>> BEGIN Provided material
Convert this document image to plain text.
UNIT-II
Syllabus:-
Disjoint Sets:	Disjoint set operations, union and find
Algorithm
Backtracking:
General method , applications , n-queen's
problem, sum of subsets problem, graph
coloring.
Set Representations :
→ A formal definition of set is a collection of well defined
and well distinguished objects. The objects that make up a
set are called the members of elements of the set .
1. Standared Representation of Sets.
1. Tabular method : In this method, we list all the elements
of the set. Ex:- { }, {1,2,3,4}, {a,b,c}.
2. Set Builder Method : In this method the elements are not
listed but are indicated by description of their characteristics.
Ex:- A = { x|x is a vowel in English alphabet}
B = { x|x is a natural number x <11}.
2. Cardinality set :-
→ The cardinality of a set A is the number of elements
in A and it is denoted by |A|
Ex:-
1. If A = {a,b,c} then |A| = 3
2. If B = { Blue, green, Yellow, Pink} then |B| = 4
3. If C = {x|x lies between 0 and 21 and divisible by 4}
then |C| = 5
>> END Provided material
_Task_
Print the records once more, exactly as they were given.

_Result_
Convert this document image to plain text.
UNIT-II
Syllabus:-
Disjoint Sets:	Disjoint set operations, union and find
Algorithm
Backtracking:
General method , applications , n-queen's
problem, sum of subsets problem, graph
coloring.
Set Representations :
→ A formal definition of set is a collection of well defined
and well distinguished objects. The objects that make up a
set are called the members of elements of the set .
1. Standared Representation of Sets.
1. Tabular method : In this method, we list all the elements
of the set. Ex:- { }, {1,2,3,4}, {a,b,c}.
2. Set Builder Method : In this method the elements are not
listed but are indicated by description of their characteristics.
Ex:- A = { x|x is a vowel in English alphabet}
B = { x|x is a natural number x <11}.
2. Cardinality set :-
→ The cardinality of a set A is the number of elements
in A and it is denoted by |A|
Ex:-
1. If A = {a,b,c} then |A| = 3
2. If B = { Blue, green, Yellow, Pink} then |B| = 4
3. If C = {x|x lies between 0 and 21 and divisible by 4}
then |C| = 5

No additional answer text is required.